Find the lines of data that contain the string "内线框中产生的焦耳热为", then list them.

■ Task inputs:
┄┄┄┄┄┄┄┄┄┄┄┄┄┄┄┄┄┄┄┄
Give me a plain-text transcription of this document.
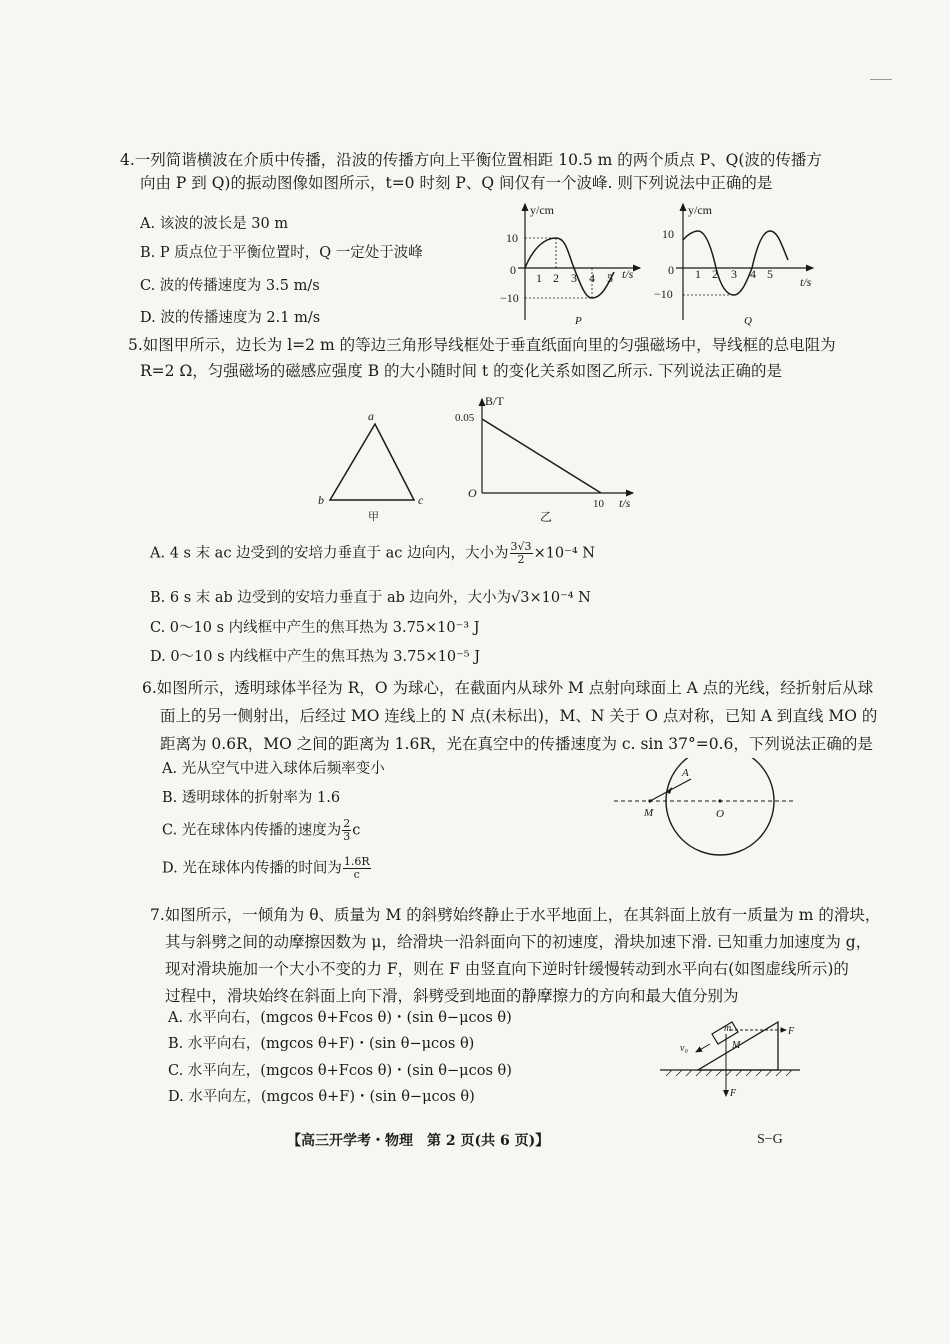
4.一列简谐横波在介质中传播，沿波的传播方向上平衡位置相距 10.5 m 的两个质点 P、Q(波的传播方
向由 P 到 Q)的振动图像如图所示，t=0 时刻 P、Q 间仅有一个波峰. 则下列说法中正确的是
A. 该波的波长是 30 m
B. P 质点位于平衡位置时，Q 一定处于波峰
C. 波的传播速度为 3.5 m/s
D. 波的传播速度为 2.1 m/s
y/cm
t/s
0
10
−10
1 2 3 4 5
P
y/cm
t/s
0
10
−10
1 2 3 4 5
Q
5.如图甲所示，边长为 l=2 m 的等边三角形导线框处于垂直纸面向里的匀强磁场中，导线框的总电阻为
R=2 Ω，匀强磁场的磁感应强度 B 的大小随时间 t 的变化关系如图乙所示. 下列说法正确的是
a
b	c
甲
B/T
t/s
O
0.05
10
乙
A. 4 s 末 ac 边受到的安培力垂直于 ac 边向内，大小为 $\frac{3√3}{2} \times 10^{-4}$ N
B. 6 s 末 ab 边受到的安培力垂直于 ab 边向外，大小为√3×10⁻⁴ N
C. 0～10 s 内线框中产生的焦耳热为 3.75×10⁻³ J
D. 0～10 s 内线框中产生的焦耳热为 3.75×10⁻⁵ J
6.如图所示，透明球体半径为 R，O 为球心，在截面内从球外 M 点射向球面上 A 点的光线，经折射后从球
面上的另一侧射出，后经过 MO 连线上的 N 点(未标出)，M、N 关于 O 点对称，已知 A 到直线 MO 的
距离为 0.6R，MO 之间的距离为 1.6R，光在真空中的传播速度为 c. sin 37°=0.6，下列说法正确的是
A. 光从空气中进入球体后频率变小
B. 透明球体的折射率为 1.6
C. 光在球体内传播的速度为 $\frac{2}{3}$ c
D. 光在球体内传播的时间为 $\frac{1.6R}{c}$
A
M	O
7.如图所示，一倾角为 θ、质量为 M 的斜劈始终静止于水平地面上，在其斜面上放有一质量为 m 的滑块，
其与斜劈之间的动摩擦因数为 μ，给滑块一沿斜面向下的初速度，滑块加速下滑. 已知重力加速度为 g，
现对滑块施加一个大小不变的力 F，则在 F 由竖直向下逆时针缓慢转动到水平向右(如图虚线所示)的
过程中，滑块始终在斜面上向下滑，斜劈受到地面的静摩擦力的方向和最大值分别为
A. 水平向右，(mgcos θ+Fcos θ)・(sin θ−μcos θ)
B. 水平向右，(mgcos θ+F)・(sin θ−μcos θ)
C. 水平向左，(mgcos θ+Fcos θ)・(sin θ−μcos θ)
D. 水平向左，(mgcos θ+F)・(sin θ−μcos θ)
m
M
v₀
F
F
【高三开学考・物理　第 2 页(共 6 页)】	S−G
┄┄┄┄┄┄┄┄┄┄┄┄┄┄┄┄┄┄┄┄
■ Final result:
C. 0～10 s 内线框中产生的焦耳热为 3.75×10⁻³ J
D. 0～10 s 内线框中产生的焦耳热为 3.75×10⁻⁵ J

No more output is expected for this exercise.